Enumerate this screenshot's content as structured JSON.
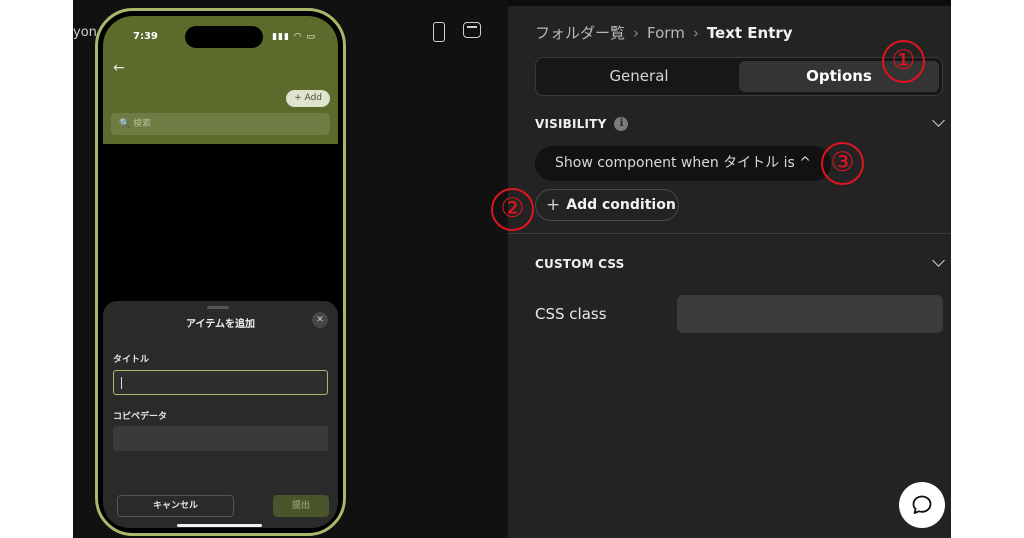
{
  "canvas": {
    "cut_text": "yon"
  },
  "phone": {
    "time": "7:39",
    "status_icons": "▮▮▮ ◠ ▭",
    "back": "←",
    "add_label": "+ Add",
    "search_placeholder": "🔍 検索",
    "sheet": {
      "title": "アイテムを追加",
      "close": "✕",
      "field1_label": "タイトル",
      "field2_label": "コピペデータ",
      "cancel_label": "キャンセル",
      "submit_label": "提出"
    }
  },
  "panel": {
    "breadcrumb": [
      "フォルダー覧",
      "Form",
      "Text Entry"
    ],
    "breadcrumb_sep": "›",
    "tabs": [
      {
        "label": "General",
        "active": false
      },
      {
        "label": "Options",
        "active": true
      }
    ],
    "visibility": {
      "title": "VISIBILITY",
      "info": "i",
      "condition": "Show component when タイトル is ^",
      "add_condition": "Add condition",
      "add_plus": "+"
    },
    "custom_css": {
      "title": "CUSTOM CSS",
      "field_label": "CSS class",
      "field_value": ""
    }
  },
  "annotations": [
    "①",
    "②",
    "③"
  ],
  "colors": {
    "accent_green": "#a9b86a",
    "header_green": "#5a6b2b",
    "annotation_red": "#e0141e",
    "panel_bg": "#232323"
  }
}
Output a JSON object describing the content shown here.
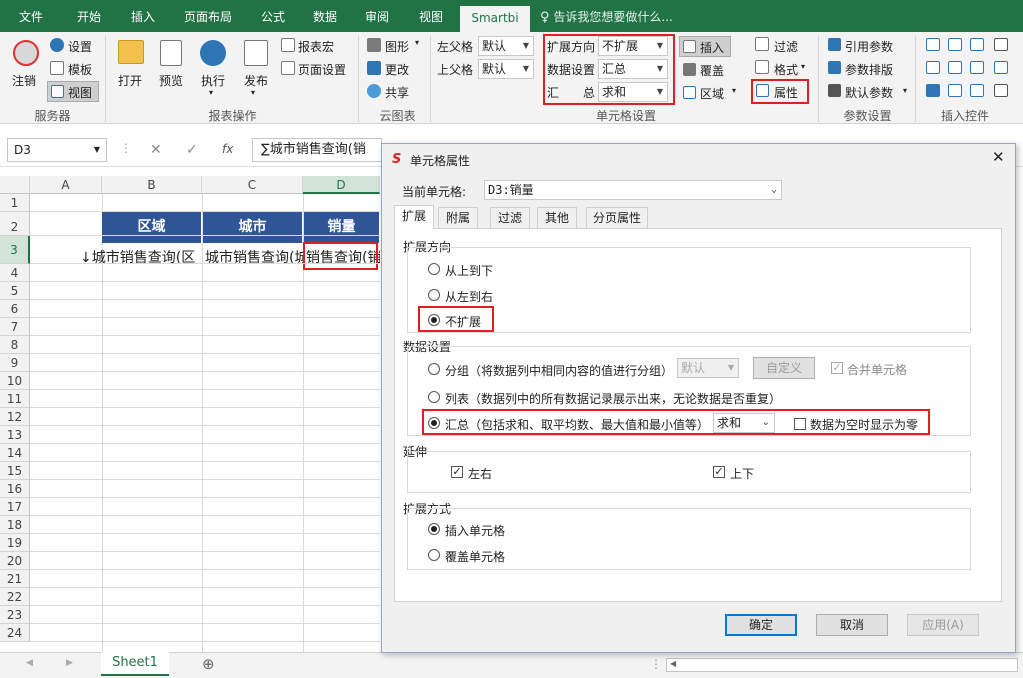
{
  "ribbon": {
    "tabs": [
      "文件",
      "开始",
      "插入",
      "页面布局",
      "公式",
      "数据",
      "审阅",
      "视图",
      "Smartbi"
    ],
    "active_tab": "Smartbi",
    "tell_me": "告诉我您想要做什么...",
    "server": {
      "logout": "注销",
      "settings": "设置",
      "template": "模板",
      "view": "视图",
      "group": "服务器"
    },
    "report_ops": {
      "open": "打开",
      "preview": "预览",
      "execute": "执行",
      "publish": "发布",
      "report_macro": "报表宏",
      "page_setup": "页面设置",
      "group": "报表操作"
    },
    "cloud_chart": {
      "chart": "图形",
      "update": "更改",
      "share": "共享",
      "group": "云图表"
    },
    "cell_settings": {
      "left_parent": "左父格",
      "left_parent_val": "默认",
      "top_parent": "上父格",
      "top_parent_val": "默认",
      "expand_dir": "扩展方向",
      "expand_dir_val": "不扩展",
      "data_setting": "数据设置",
      "data_setting_val": "汇总",
      "summary": "汇　　总",
      "summary_val": "求和",
      "insert": "插入",
      "cover": "覆盖",
      "region": "区域",
      "property": "属性",
      "group": "单元格设置"
    },
    "params": {
      "filter": "过滤",
      "format": "格式",
      "ref_param": "引用参数",
      "param_layout": "参数排版",
      "default_param": "默认参数",
      "group": "参数设置"
    },
    "insert_ctrl": {
      "group": "插入控件"
    }
  },
  "formula_bar": {
    "cell_ref": "D3",
    "cancel": "✕",
    "confirm": "✓",
    "fx": "fx",
    "content": "∑城市销售查询(销"
  },
  "sheet": {
    "columns": [
      "A",
      "B",
      "C",
      "D"
    ],
    "rows": [
      "1",
      "2",
      "3",
      "4",
      "5",
      "6",
      "7",
      "8",
      "9",
      "10",
      "11",
      "12",
      "13",
      "14",
      "15",
      "16",
      "17",
      "18",
      "19",
      "20",
      "21",
      "22",
      "23",
      "24"
    ],
    "header_cells": [
      "区域",
      "城市",
      "销量"
    ],
    "row3": [
      "↓城市销售查询(区",
      "城市销售查询(城",
      "销售查询(销"
    ],
    "tab": "Sheet1",
    "add_sheet": "⊕"
  },
  "dialog": {
    "title": "单元格属性",
    "current_cell_label": "当前单元格:",
    "current_cell_val": "D3:销量",
    "tabs": [
      "扩展",
      "附属",
      "过滤",
      "其他",
      "分页属性"
    ],
    "expand_dir_legend": "扩展方向",
    "dir_options": [
      "从上到下",
      "从左到右",
      "不扩展"
    ],
    "dir_selected": 2,
    "data_legend": "数据设置",
    "group_opt": "分组（将数据列中相同内容的值进行分组）",
    "group_sel": "默认",
    "custom_btn": "自定义",
    "merge_cells": "合并单元格",
    "list_opt": "列表（数据列中的所有数据记录展示出来，无论数据是否重复）",
    "summary_opt": "汇总（包括求和、取平均数、最大值和最小值等）",
    "summary_sel": "求和",
    "zero_when_empty": "数据为空时显示为零",
    "extend_legend": "延伸",
    "left_right": "左右",
    "up_down": "上下",
    "mode_legend": "扩展方式",
    "insert_cell": "插入单元格",
    "cover_cell": "覆盖单元格",
    "ok": "确定",
    "cancel": "取消",
    "apply": "应用(A)",
    "close": "✕"
  },
  "colors": {
    "excel_green": "#217346",
    "header_blue": "#2f5597",
    "highlight_red": "#e02020"
  }
}
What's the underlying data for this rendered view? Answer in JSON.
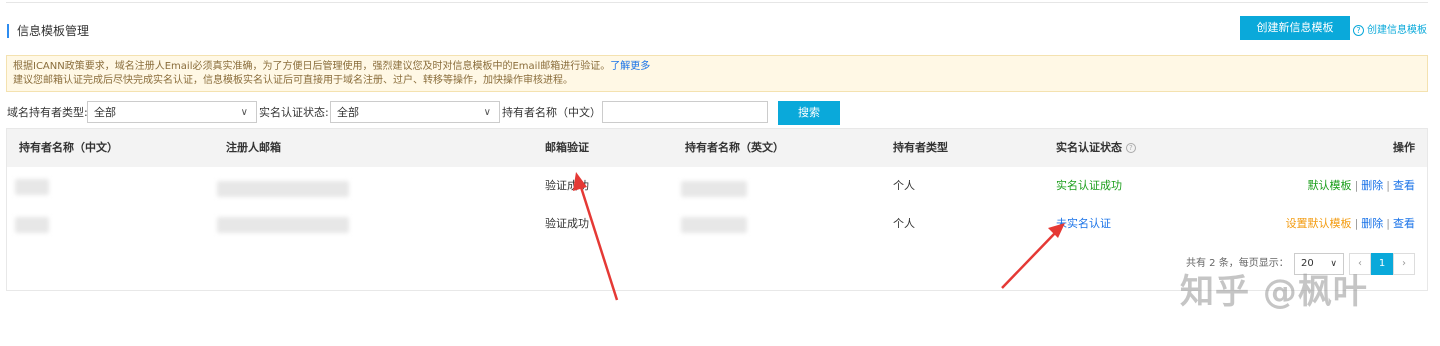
{
  "page_title": "信息模板管理",
  "create_button": "创建新信息模板",
  "help_link": "创建信息模板",
  "notice": {
    "line1": "根据ICANN政策要求，域名注册人Email必须真实准确，为了方便日后管理使用，强烈建议您及时对信息模板中的Email邮箱进行验证。",
    "learn_more": "了解更多",
    "line2": "建议您邮箱认证完成后尽快完成实名认证，信息模板实名认证后可直接用于域名注册、过户、转移等操作，加快操作审核进程。"
  },
  "filters": {
    "domain_holder_type_label": "域名持有者类型:",
    "domain_holder_type_value": "全部",
    "real_name_status_label": "实名认证状态:",
    "real_name_status_value": "全部",
    "holder_name_label": "持有者名称（中文）:",
    "holder_name_value": "",
    "search_button": "搜索"
  },
  "table": {
    "columns": [
      "持有者名称（中文）",
      "注册人邮箱",
      "邮箱验证",
      "持有者名称（英文）",
      "持有者类型",
      "实名认证状态",
      "操作"
    ],
    "rows": [
      {
        "email_verify": "验证成功",
        "holder_type": "个人",
        "real_name_status": "实名认证成功",
        "actions": [
          "默认模板",
          "删除",
          "查看"
        ]
      },
      {
        "email_verify": "验证成功",
        "holder_type": "个人",
        "real_name_status": "未实名认证",
        "actions": [
          "设置默认模板",
          "删除",
          "查看"
        ]
      }
    ]
  },
  "pagination": {
    "summary": "共有 2 条，每页显示：",
    "page_size": "20",
    "prev": "‹",
    "current_page": "1",
    "next": "›"
  },
  "watermark": "知乎 @枫叶",
  "colors": {
    "accent": "#0aa9da",
    "success": "#1b9e1b",
    "link": "#1a73e8",
    "warning": "#f39c12",
    "annotation_arrow": "#e53935"
  },
  "icons": {
    "dropdown": "chevron-down-icon",
    "help": "question-circle-icon"
  }
}
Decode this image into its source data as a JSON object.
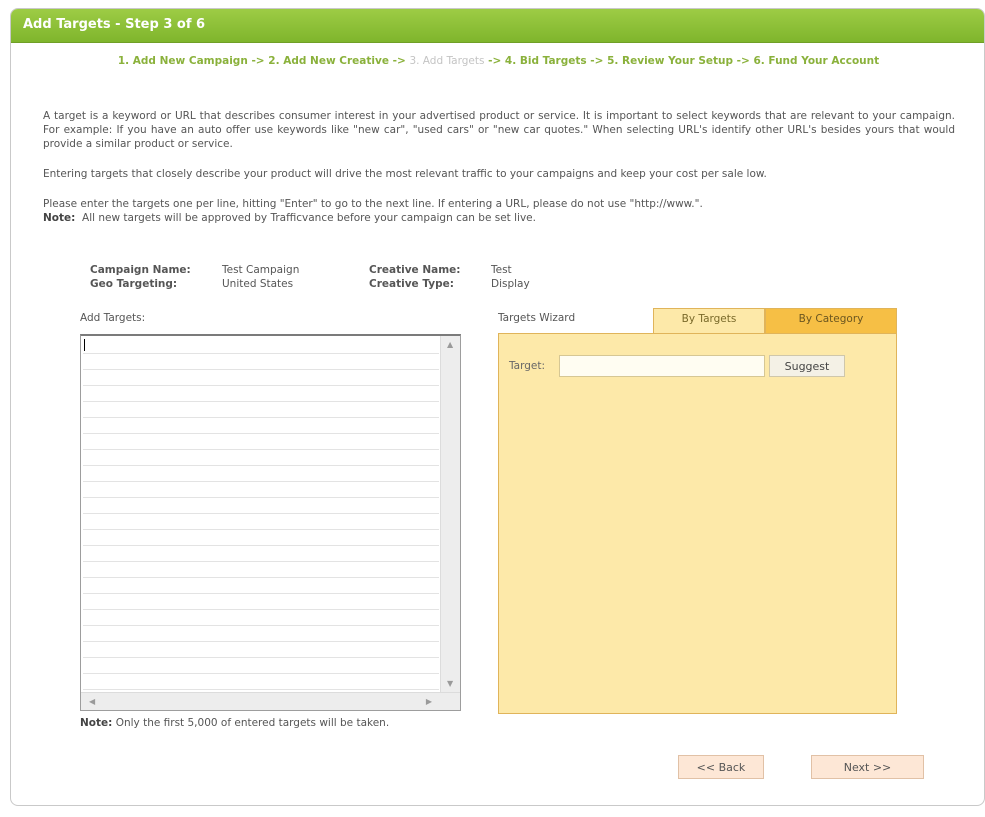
{
  "header": {
    "title": "Add Targets - Step 3 of 6"
  },
  "steps": [
    {
      "label": "1. Add New Campaign",
      "state": "done"
    },
    {
      "label": "2. Add New Creative",
      "state": "done"
    },
    {
      "label": "3. Add Targets",
      "state": "current"
    },
    {
      "label": "4. Bid Targets",
      "state": "todo"
    },
    {
      "label": "5. Review Your Setup",
      "state": "todo"
    },
    {
      "label": "6. Fund Your Account",
      "state": "todo"
    }
  ],
  "step_separator": " -> ",
  "intro": {
    "p1": "A target is a keyword or URL that describes consumer interest in your advertised product or service. It is important to select keywords that are relevant to your campaign. For example: If you have an auto offer use keywords like \"new car\", \"used cars\" or \"new car quotes.\" When selecting URL's identify other URL's besides yours that would provide a similar product or service.",
    "p2": "Entering targets that closely describe your product will drive the most relevant traffic to your campaigns and keep your cost per sale low.",
    "p3": "Please enter the targets one per line, hitting \"Enter\" to go to the next line. If entering a URL, please do not use \"http://www.\".",
    "note_label": "Note:",
    "note_text": "All new targets will be approved by Trafficvance before your campaign can be set live."
  },
  "campaign_info": {
    "campaign_name_label": "Campaign Name:",
    "campaign_name": "Test Campaign",
    "geo_targeting_label": "Geo Targeting:",
    "geo_targeting": "United States",
    "creative_name_label": "Creative Name:",
    "creative_name": "Test",
    "creative_type_label": "Creative Type:",
    "creative_type": "Display"
  },
  "targets_entry": {
    "label": "Add Targets:",
    "value": "",
    "note_label": "Note:",
    "note_text": "Only the first 5,000 of entered targets will be taken."
  },
  "wizard": {
    "label": "Targets Wizard",
    "tabs": [
      "By Targets",
      "By Category"
    ],
    "active_tab": "By Targets",
    "target_label": "Target:",
    "target_value": "",
    "suggest_label": "Suggest"
  },
  "nav": {
    "back_label": "<< Back",
    "next_label": "Next >>"
  },
  "colors": {
    "header_green": "#8bbd36",
    "step_green": "#8ab13b",
    "wizard_yellow": "#fde9a9",
    "tab_orange": "#f6bf45",
    "nav_button_bg": "#fde7d6"
  },
  "icons": {
    "scroll_up": "chevron-up-icon",
    "scroll_down": "chevron-down-icon",
    "scroll_left": "chevron-left-icon",
    "scroll_right": "chevron-right-icon"
  }
}
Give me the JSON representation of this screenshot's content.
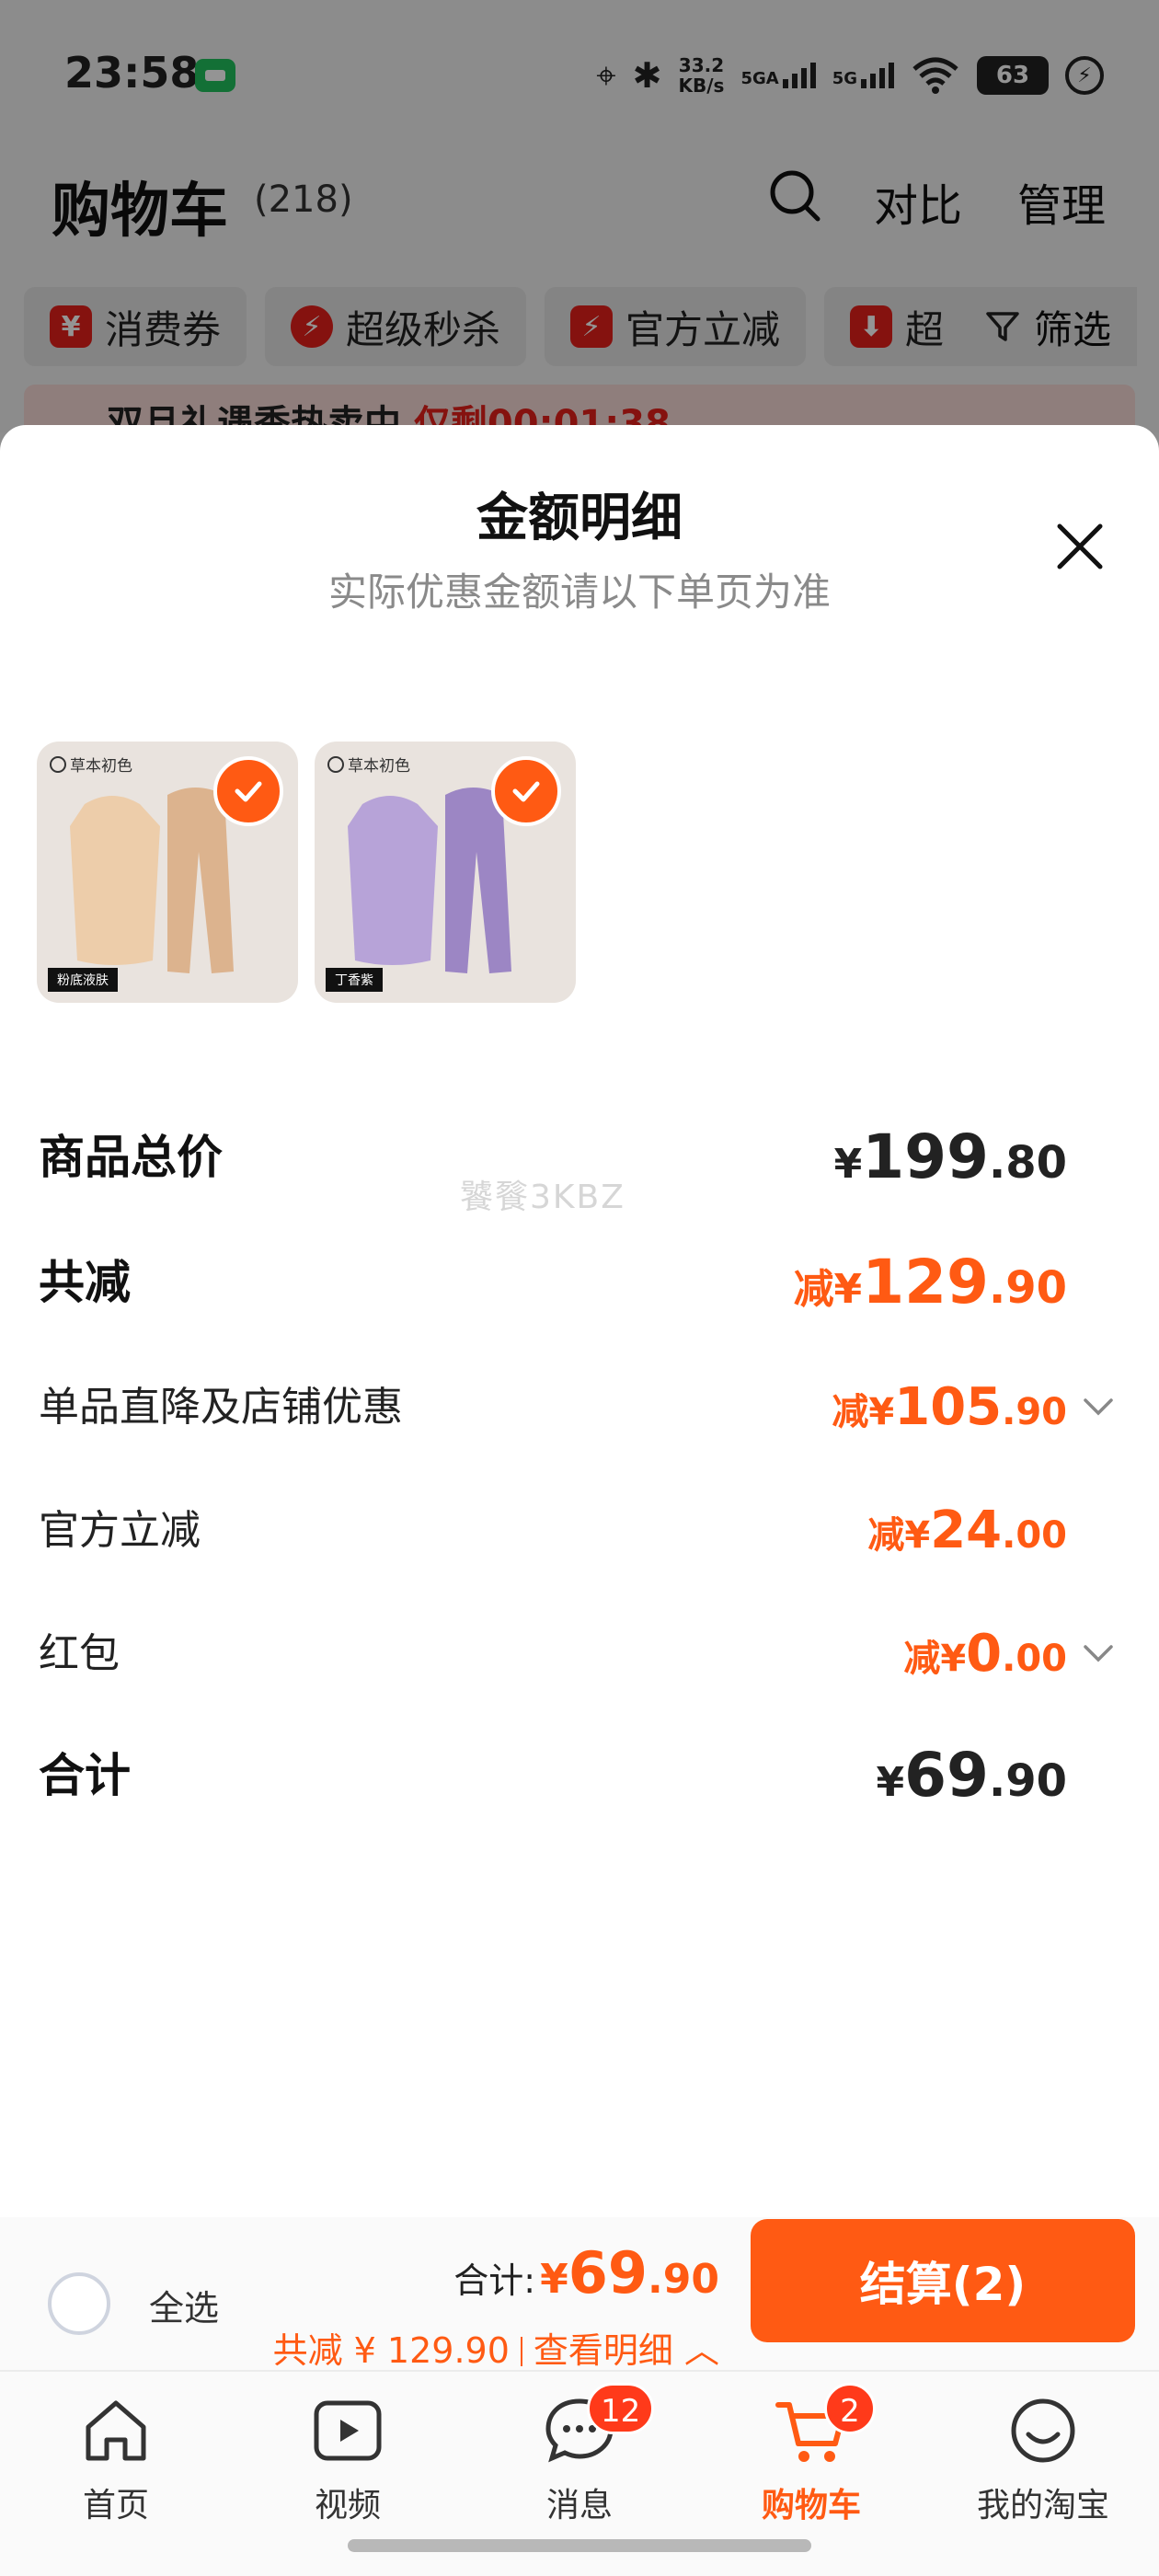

---

Locate each line containing the string "condition" and show it.

■ Response:
      "condition": "Show component when タイトル is ^",
      "add_condition": "Add condition",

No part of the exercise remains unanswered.